What the task asks
When a line in the material contains the word "desc", copy it.

Dataset entries
= = = = = = =
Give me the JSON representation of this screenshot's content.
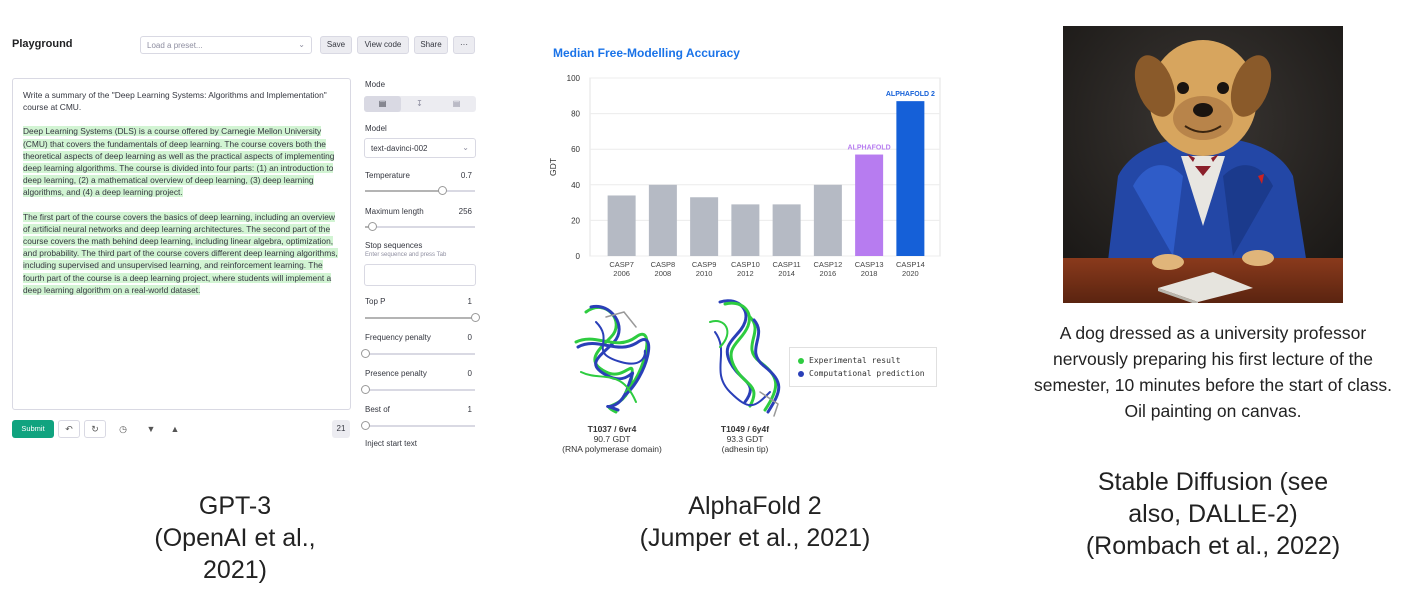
{
  "playground": {
    "title": "Playground",
    "preset_placeholder": "Load a preset...",
    "buttons": {
      "save": "Save",
      "view_code": "View code",
      "share": "Share",
      "more": "···"
    },
    "prompt": "Write a summary of the \"Deep Learning Systems: Algorithms and Implementation\" course at CMU.",
    "completion_p1": "Deep Learning Systems (DLS) is a course offered by Carnegie Mellon University (CMU) that covers the fundamentals of deep learning. The course covers both the theoretical aspects of deep learning as well as the practical aspects of implementing deep learning algorithms. The course is divided into four parts: (1) an introduction to deep learning, (2) a mathematical overview of deep learning, (3) deep learning algorithms, and (4) a deep learning project.",
    "completion_p2": "The first part of the course covers the basics of deep learning, including an overview of artificial neural networks and deep learning architectures. The second part of the course covers the math behind deep learning, including linear algebra, optimization, and probability. The third part of the course covers different deep learning algorithms, including supervised and unsupervised learning, and reinforcement learning. The fourth part of the course is a deep learning project, where students will implement a deep learning algorithm on a real-world dataset.",
    "submit": "Submit",
    "token_count": "21",
    "settings": {
      "mode_label": "Mode",
      "model_label": "Model",
      "model_value": "text-davinci-002",
      "temperature_label": "Temperature",
      "temperature_value": "0.7",
      "temperature": 0.7,
      "max_length_label": "Maximum length",
      "max_length_value": "256",
      "max_length": 256,
      "stop_label": "Stop sequences",
      "stop_hint": "Enter sequence and press Tab",
      "top_p_label": "Top P",
      "top_p_value": "1",
      "top_p": 1,
      "freq_label": "Frequency penalty",
      "freq_value": "0",
      "presence_label": "Presence penalty",
      "presence_value": "0",
      "best_of_label": "Best of",
      "best_of_value": "1",
      "inject_label": "Inject start text"
    }
  },
  "alphafold": {
    "legend": {
      "experimental": "Experimental result",
      "computational": "Computational prediction"
    },
    "protein1": {
      "id": "T1037 / 6vr4",
      "gdt": "90.7 GDT",
      "desc": "(RNA polymerase domain)"
    },
    "protein2": {
      "id": "T1049 / 6y4f",
      "gdt": "93.3 GDT",
      "desc": "(adhesin tip)"
    },
    "colors": {
      "experimental": "#2ecc40",
      "computational": "#2a3fb8"
    }
  },
  "chart_data": {
    "type": "bar",
    "title": "Median Free-Modelling Accuracy",
    "ylabel": "GDT",
    "ylim": [
      0,
      100
    ],
    "yticks": [
      0,
      20,
      40,
      60,
      80,
      100
    ],
    "categories": [
      "CASP7",
      "CASP8",
      "CASP9",
      "CASP10",
      "CASP11",
      "CASP12",
      "CASP13",
      "CASP14"
    ],
    "years": [
      "2006",
      "2008",
      "2010",
      "2012",
      "2014",
      "2016",
      "2018",
      "2020"
    ],
    "values": [
      34,
      40,
      33,
      29,
      29,
      40,
      57,
      87
    ],
    "bar_colors": [
      "#b5bac4",
      "#b5bac4",
      "#b5bac4",
      "#b5bac4",
      "#b5bac4",
      "#b5bac4",
      "#b77cf0",
      "#1560d8"
    ],
    "annotations": [
      {
        "category": "CASP13",
        "text": "ALPHAFOLD",
        "color": "#b77cf0"
      },
      {
        "category": "CASP14",
        "text": "ALPHAFOLD 2",
        "color": "#1560d8"
      }
    ],
    "grid": true
  },
  "stable_diffusion": {
    "prompt": "A dog dressed as a university professor nervously preparing his first lecture of the semester, 10 minutes before the start of class.  Oil painting on canvas."
  },
  "captions": {
    "gpt3_l1": "GPT-3",
    "gpt3_l2": "(OpenAI et al.,",
    "gpt3_l3": "2021)",
    "af_l1": "AlphaFold 2",
    "af_l2": "(Jumper et al., 2021)",
    "sd_l1": "Stable Diffusion (see",
    "sd_l2": "also, DALLE-2)",
    "sd_l3": "(Rombach et al., 2022)"
  }
}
= = = = = = =
Answer box
      "desc": "(RNA polymerase domain)"
      "desc": "(adhesin tip)"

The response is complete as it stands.